Every record here should be printed again exactly.

-- START --

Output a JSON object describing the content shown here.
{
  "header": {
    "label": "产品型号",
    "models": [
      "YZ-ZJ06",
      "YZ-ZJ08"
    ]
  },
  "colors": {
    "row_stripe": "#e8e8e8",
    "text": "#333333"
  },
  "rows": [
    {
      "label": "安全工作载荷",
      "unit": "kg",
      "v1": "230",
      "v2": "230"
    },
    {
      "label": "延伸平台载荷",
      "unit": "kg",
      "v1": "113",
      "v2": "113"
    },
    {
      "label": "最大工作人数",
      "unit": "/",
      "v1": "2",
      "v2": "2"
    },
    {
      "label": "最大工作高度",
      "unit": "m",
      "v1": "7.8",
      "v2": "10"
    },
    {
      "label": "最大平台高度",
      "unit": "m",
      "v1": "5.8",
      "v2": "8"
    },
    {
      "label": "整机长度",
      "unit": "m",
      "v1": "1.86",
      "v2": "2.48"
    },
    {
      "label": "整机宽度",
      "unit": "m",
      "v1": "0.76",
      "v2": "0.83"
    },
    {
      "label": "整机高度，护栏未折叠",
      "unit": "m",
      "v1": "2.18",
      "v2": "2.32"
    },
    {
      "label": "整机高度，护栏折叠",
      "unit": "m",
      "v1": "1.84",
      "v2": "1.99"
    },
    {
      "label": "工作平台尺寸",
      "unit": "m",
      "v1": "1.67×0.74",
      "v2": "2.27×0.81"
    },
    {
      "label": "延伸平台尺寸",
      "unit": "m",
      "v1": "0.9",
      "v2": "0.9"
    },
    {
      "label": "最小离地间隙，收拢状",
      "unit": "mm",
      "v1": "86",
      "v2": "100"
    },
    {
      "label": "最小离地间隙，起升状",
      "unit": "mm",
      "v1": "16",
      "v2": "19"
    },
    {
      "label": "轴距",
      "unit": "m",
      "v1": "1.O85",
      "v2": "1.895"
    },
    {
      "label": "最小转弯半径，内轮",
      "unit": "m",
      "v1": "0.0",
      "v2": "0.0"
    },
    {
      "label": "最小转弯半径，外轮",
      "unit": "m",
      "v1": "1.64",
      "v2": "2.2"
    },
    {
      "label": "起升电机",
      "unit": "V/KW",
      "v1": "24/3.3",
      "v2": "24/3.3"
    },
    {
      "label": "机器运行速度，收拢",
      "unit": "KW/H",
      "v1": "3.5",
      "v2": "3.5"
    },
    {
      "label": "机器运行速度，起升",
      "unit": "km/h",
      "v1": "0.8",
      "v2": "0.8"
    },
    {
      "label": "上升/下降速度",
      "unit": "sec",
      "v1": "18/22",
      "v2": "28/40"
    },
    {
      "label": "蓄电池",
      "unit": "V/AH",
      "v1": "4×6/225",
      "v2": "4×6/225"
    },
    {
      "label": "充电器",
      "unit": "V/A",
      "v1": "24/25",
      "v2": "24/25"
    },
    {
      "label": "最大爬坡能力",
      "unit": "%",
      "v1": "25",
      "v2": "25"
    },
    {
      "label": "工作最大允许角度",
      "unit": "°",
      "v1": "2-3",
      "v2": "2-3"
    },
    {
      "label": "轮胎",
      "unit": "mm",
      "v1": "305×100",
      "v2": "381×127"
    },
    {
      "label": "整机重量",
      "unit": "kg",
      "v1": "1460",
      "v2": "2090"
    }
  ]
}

-- END --

**RESULT FOR THIS EXERCISE:**
Output a JSON object describing the content shown here.
{
  "header": {
    "label": "产品型号",
    "models": [
      "YZ-ZJ06",
      "YZ-ZJ08"
    ]
  },
  "colors": {
    "row_stripe": "#e8e8e8",
    "text": "#333333"
  },
  "rows": [
    {
      "label": "安全工作载荷",
      "unit": "kg",
      "v1": "230",
      "v2": "230"
    },
    {
      "label": "延伸平台载荷",
      "unit": "kg",
      "v1": "113",
      "v2": "113"
    },
    {
      "label": "最大工作人数",
      "unit": "/",
      "v1": "2",
      "v2": "2"
    },
    {
      "label": "最大工作高度",
      "unit": "m",
      "v1": "7.8",
      "v2": "10"
    },
    {
      "label": "最大平台高度",
      "unit": "m",
      "v1": "5.8",
      "v2": "8"
    },
    {
      "label": "整机长度",
      "unit": "m",
      "v1": "1.86",
      "v2": "2.48"
    },
    {
      "label": "整机宽度",
      "unit": "m",
      "v1": "0.76",
      "v2": "0.83"
    },
    {
      "label": "整机高度，护栏未折叠",
      "unit": "m",
      "v1": "2.18",
      "v2": "2.32"
    },
    {
      "label": "整机高度，护栏折叠",
      "unit": "m",
      "v1": "1.84",
      "v2": "1.99"
    },
    {
      "label": "工作平台尺寸",
      "unit": "m",
      "v1": "1.67×0.74",
      "v2": "2.27×0.81"
    },
    {
      "label": "延伸平台尺寸",
      "unit": "m",
      "v1": "0.9",
      "v2": "0.9"
    },
    {
      "label": "最小离地间隙，收拢状",
      "unit": "mm",
      "v1": "86",
      "v2": "100"
    },
    {
      "label": "最小离地间隙，起升状",
      "unit": "mm",
      "v1": "16",
      "v2": "19"
    },
    {
      "label": "轴距",
      "unit": "m",
      "v1": "1.O85",
      "v2": "1.895"
    },
    {
      "label": "最小转弯半径，内轮",
      "unit": "m",
      "v1": "0.0",
      "v2": "0.0"
    },
    {
      "label": "最小转弯半径，外轮",
      "unit": "m",
      "v1": "1.64",
      "v2": "2.2"
    },
    {
      "label": "起升电机",
      "unit": "V/KW",
      "v1": "24/3.3",
      "v2": "24/3.3"
    },
    {
      "label": "机器运行速度，收拢",
      "unit": "KW/H",
      "v1": "3.5",
      "v2": "3.5"
    },
    {
      "label": "机器运行速度，起升",
      "unit": "km/h",
      "v1": "0.8",
      "v2": "0.8"
    },
    {
      "label": "上升/下降速度",
      "unit": "sec",
      "v1": "18/22",
      "v2": "28/40"
    },
    {
      "label": "蓄电池",
      "unit": "V/AH",
      "v1": "4×6/225",
      "v2": "4×6/225"
    },
    {
      "label": "充电器",
      "unit": "V/A",
      "v1": "24/25",
      "v2": "24/25"
    },
    {
      "label": "最大爬坡能力",
      "unit": "%",
      "v1": "25",
      "v2": "25"
    },
    {
      "label": "工作最大允许角度",
      "unit": "°",
      "v1": "2-3",
      "v2": "2-3"
    },
    {
      "label": "轮胎",
      "unit": "mm",
      "v1": "305×100",
      "v2": "381×127"
    },
    {
      "label": "整机重量",
      "unit": "kg",
      "v1": "1460",
      "v2": "2090"
    }
  ]
}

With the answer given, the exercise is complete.